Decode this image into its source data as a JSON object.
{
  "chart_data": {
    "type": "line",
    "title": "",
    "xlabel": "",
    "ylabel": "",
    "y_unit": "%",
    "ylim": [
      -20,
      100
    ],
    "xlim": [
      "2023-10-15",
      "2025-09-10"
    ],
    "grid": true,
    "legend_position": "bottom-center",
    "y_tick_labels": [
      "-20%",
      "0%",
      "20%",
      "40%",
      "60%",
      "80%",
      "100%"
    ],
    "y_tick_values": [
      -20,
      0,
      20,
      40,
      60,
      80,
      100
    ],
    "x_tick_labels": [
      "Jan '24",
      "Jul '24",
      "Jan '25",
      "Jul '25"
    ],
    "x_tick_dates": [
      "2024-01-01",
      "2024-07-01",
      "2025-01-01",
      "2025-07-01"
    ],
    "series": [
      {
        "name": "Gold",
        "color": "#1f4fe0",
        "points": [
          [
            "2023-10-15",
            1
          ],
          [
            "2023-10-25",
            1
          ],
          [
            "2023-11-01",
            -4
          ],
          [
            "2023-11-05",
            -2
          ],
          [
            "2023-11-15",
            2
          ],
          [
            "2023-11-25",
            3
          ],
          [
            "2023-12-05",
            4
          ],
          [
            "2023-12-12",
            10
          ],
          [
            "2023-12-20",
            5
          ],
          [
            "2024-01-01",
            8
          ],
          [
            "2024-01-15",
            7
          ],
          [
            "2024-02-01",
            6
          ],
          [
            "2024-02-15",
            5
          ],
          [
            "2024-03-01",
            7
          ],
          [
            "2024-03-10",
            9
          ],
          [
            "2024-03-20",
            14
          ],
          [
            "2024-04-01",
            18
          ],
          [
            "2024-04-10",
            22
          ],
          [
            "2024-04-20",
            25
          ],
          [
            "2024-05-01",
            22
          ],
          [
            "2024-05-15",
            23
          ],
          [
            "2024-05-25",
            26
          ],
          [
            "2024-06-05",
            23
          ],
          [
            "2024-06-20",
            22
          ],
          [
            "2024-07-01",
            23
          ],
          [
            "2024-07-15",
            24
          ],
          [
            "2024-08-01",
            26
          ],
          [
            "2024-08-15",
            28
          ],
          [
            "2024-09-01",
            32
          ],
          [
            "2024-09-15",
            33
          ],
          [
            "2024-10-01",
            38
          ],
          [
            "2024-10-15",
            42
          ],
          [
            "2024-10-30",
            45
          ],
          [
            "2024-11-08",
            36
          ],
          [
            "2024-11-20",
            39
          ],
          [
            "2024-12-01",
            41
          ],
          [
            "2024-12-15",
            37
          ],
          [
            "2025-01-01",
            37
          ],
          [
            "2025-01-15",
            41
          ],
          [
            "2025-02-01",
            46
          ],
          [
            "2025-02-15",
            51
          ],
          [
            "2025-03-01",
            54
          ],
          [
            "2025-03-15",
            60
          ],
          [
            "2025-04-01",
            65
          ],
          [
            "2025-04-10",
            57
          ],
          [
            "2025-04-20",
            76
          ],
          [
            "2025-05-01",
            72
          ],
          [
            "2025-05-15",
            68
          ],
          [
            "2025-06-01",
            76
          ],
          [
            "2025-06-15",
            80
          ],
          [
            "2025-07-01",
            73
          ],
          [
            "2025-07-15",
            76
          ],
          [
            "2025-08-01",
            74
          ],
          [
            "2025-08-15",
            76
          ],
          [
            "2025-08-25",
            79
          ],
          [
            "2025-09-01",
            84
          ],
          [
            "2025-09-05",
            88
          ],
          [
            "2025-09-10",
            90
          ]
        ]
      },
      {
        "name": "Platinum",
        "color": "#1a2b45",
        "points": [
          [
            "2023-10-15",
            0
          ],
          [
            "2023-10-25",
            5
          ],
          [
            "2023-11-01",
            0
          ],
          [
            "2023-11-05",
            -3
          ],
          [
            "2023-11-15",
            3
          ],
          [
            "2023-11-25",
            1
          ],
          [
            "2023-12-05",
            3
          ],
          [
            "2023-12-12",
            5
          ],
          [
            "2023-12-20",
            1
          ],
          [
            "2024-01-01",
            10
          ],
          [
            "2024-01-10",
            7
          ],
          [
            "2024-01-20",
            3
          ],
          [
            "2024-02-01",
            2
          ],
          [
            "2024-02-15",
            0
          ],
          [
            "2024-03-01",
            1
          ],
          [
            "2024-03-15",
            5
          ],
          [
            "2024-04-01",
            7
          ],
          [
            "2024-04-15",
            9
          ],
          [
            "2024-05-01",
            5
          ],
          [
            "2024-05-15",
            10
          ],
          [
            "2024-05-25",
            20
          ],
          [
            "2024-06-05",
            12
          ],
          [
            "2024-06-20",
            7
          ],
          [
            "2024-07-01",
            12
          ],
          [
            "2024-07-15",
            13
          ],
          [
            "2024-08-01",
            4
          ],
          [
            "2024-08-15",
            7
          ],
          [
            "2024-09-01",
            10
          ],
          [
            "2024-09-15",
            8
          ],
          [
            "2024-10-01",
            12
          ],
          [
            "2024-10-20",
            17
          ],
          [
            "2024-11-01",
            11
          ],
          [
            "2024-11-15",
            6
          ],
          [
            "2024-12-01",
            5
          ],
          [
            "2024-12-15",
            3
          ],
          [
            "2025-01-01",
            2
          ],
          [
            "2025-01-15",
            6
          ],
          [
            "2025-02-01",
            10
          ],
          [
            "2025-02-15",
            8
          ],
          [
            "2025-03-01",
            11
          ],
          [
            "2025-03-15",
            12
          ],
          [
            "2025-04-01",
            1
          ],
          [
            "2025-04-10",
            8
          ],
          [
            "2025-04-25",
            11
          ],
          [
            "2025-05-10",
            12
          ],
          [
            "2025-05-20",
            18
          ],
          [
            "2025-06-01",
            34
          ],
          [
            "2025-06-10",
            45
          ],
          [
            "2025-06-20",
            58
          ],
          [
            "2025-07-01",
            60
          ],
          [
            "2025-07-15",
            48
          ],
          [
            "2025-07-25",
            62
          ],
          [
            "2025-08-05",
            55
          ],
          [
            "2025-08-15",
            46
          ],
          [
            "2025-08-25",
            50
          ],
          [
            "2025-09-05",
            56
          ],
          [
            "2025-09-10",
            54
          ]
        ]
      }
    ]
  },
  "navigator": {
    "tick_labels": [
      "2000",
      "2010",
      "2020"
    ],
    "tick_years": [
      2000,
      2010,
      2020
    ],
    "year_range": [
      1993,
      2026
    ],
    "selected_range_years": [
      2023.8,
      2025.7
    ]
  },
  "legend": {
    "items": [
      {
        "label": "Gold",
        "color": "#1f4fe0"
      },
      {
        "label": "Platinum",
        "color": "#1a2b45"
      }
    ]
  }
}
##########
Objective: Exactly reproduce every line of the records.

Output of the task:
Decode this image into its source data as a JSON object.
{
  "chart_data": {
    "type": "line",
    "title": "",
    "xlabel": "",
    "ylabel": "",
    "y_unit": "%",
    "ylim": [
      -20,
      100
    ],
    "xlim": [
      "2023-10-15",
      "2025-09-10"
    ],
    "grid": true,
    "legend_position": "bottom-center",
    "y_tick_labels": [
      "-20%",
      "0%",
      "20%",
      "40%",
      "60%",
      "80%",
      "100%"
    ],
    "y_tick_values": [
      -20,
      0,
      20,
      40,
      60,
      80,
      100
    ],
    "x_tick_labels": [
      "Jan '24",
      "Jul '24",
      "Jan '25",
      "Jul '25"
    ],
    "x_tick_dates": [
      "2024-01-01",
      "2024-07-01",
      "2025-01-01",
      "2025-07-01"
    ],
    "series": [
      {
        "name": "Gold",
        "color": "#1f4fe0",
        "points": [
          [
            "2023-10-15",
            1
          ],
          [
            "2023-10-25",
            1
          ],
          [
            "2023-11-01",
            -4
          ],
          [
            "2023-11-05",
            -2
          ],
          [
            "2023-11-15",
            2
          ],
          [
            "2023-11-25",
            3
          ],
          [
            "2023-12-05",
            4
          ],
          [
            "2023-12-12",
            10
          ],
          [
            "2023-12-20",
            5
          ],
          [
            "2024-01-01",
            8
          ],
          [
            "2024-01-15",
            7
          ],
          [
            "2024-02-01",
            6
          ],
          [
            "2024-02-15",
            5
          ],
          [
            "2024-03-01",
            7
          ],
          [
            "2024-03-10",
            9
          ],
          [
            "2024-03-20",
            14
          ],
          [
            "2024-04-01",
            18
          ],
          [
            "2024-04-10",
            22
          ],
          [
            "2024-04-20",
            25
          ],
          [
            "2024-05-01",
            22
          ],
          [
            "2024-05-15",
            23
          ],
          [
            "2024-05-25",
            26
          ],
          [
            "2024-06-05",
            23
          ],
          [
            "2024-06-20",
            22
          ],
          [
            "2024-07-01",
            23
          ],
          [
            "2024-07-15",
            24
          ],
          [
            "2024-08-01",
            26
          ],
          [
            "2024-08-15",
            28
          ],
          [
            "2024-09-01",
            32
          ],
          [
            "2024-09-15",
            33
          ],
          [
            "2024-10-01",
            38
          ],
          [
            "2024-10-15",
            42
          ],
          [
            "2024-10-30",
            45
          ],
          [
            "2024-11-08",
            36
          ],
          [
            "2024-11-20",
            39
          ],
          [
            "2024-12-01",
            41
          ],
          [
            "2024-12-15",
            37
          ],
          [
            "2025-01-01",
            37
          ],
          [
            "2025-01-15",
            41
          ],
          [
            "2025-02-01",
            46
          ],
          [
            "2025-02-15",
            51
          ],
          [
            "2025-03-01",
            54
          ],
          [
            "2025-03-15",
            60
          ],
          [
            "2025-04-01",
            65
          ],
          [
            "2025-04-10",
            57
          ],
          [
            "2025-04-20",
            76
          ],
          [
            "2025-05-01",
            72
          ],
          [
            "2025-05-15",
            68
          ],
          [
            "2025-06-01",
            76
          ],
          [
            "2025-06-15",
            80
          ],
          [
            "2025-07-01",
            73
          ],
          [
            "2025-07-15",
            76
          ],
          [
            "2025-08-01",
            74
          ],
          [
            "2025-08-15",
            76
          ],
          [
            "2025-08-25",
            79
          ],
          [
            "2025-09-01",
            84
          ],
          [
            "2025-09-05",
            88
          ],
          [
            "2025-09-10",
            90
          ]
        ]
      },
      {
        "name": "Platinum",
        "color": "#1a2b45",
        "points": [
          [
            "2023-10-15",
            0
          ],
          [
            "2023-10-25",
            5
          ],
          [
            "2023-11-01",
            0
          ],
          [
            "2023-11-05",
            -3
          ],
          [
            "2023-11-15",
            3
          ],
          [
            "2023-11-25",
            1
          ],
          [
            "2023-12-05",
            3
          ],
          [
            "2023-12-12",
            5
          ],
          [
            "2023-12-20",
            1
          ],
          [
            "2024-01-01",
            10
          ],
          [
            "2024-01-10",
            7
          ],
          [
            "2024-01-20",
            3
          ],
          [
            "2024-02-01",
            2
          ],
          [
            "2024-02-15",
            0
          ],
          [
            "2024-03-01",
            1
          ],
          [
            "2024-03-15",
            5
          ],
          [
            "2024-04-01",
            7
          ],
          [
            "2024-04-15",
            9
          ],
          [
            "2024-05-01",
            5
          ],
          [
            "2024-05-15",
            10
          ],
          [
            "2024-05-25",
            20
          ],
          [
            "2024-06-05",
            12
          ],
          [
            "2024-06-20",
            7
          ],
          [
            "2024-07-01",
            12
          ],
          [
            "2024-07-15",
            13
          ],
          [
            "2024-08-01",
            4
          ],
          [
            "2024-08-15",
            7
          ],
          [
            "2024-09-01",
            10
          ],
          [
            "2024-09-15",
            8
          ],
          [
            "2024-10-01",
            12
          ],
          [
            "2024-10-20",
            17
          ],
          [
            "2024-11-01",
            11
          ],
          [
            "2024-11-15",
            6
          ],
          [
            "2024-12-01",
            5
          ],
          [
            "2024-12-15",
            3
          ],
          [
            "2025-01-01",
            2
          ],
          [
            "2025-01-15",
            6
          ],
          [
            "2025-02-01",
            10
          ],
          [
            "2025-02-15",
            8
          ],
          [
            "2025-03-01",
            11
          ],
          [
            "2025-03-15",
            12
          ],
          [
            "2025-04-01",
            1
          ],
          [
            "2025-04-10",
            8
          ],
          [
            "2025-04-25",
            11
          ],
          [
            "2025-05-10",
            12
          ],
          [
            "2025-05-20",
            18
          ],
          [
            "2025-06-01",
            34
          ],
          [
            "2025-06-10",
            45
          ],
          [
            "2025-06-20",
            58
          ],
          [
            "2025-07-01",
            60
          ],
          [
            "2025-07-15",
            48
          ],
          [
            "2025-07-25",
            62
          ],
          [
            "2025-08-05",
            55
          ],
          [
            "2025-08-15",
            46
          ],
          [
            "2025-08-25",
            50
          ],
          [
            "2025-09-05",
            56
          ],
          [
            "2025-09-10",
            54
          ]
        ]
      }
    ]
  },
  "navigator": {
    "tick_labels": [
      "2000",
      "2010",
      "2020"
    ],
    "tick_years": [
      2000,
      2010,
      2020
    ],
    "year_range": [
      1993,
      2026
    ],
    "selected_range_years": [
      2023.8,
      2025.7
    ]
  },
  "legend": {
    "items": [
      {
        "label": "Gold",
        "color": "#1f4fe0"
      },
      {
        "label": "Platinum",
        "color": "#1a2b45"
      }
    ]
  }
}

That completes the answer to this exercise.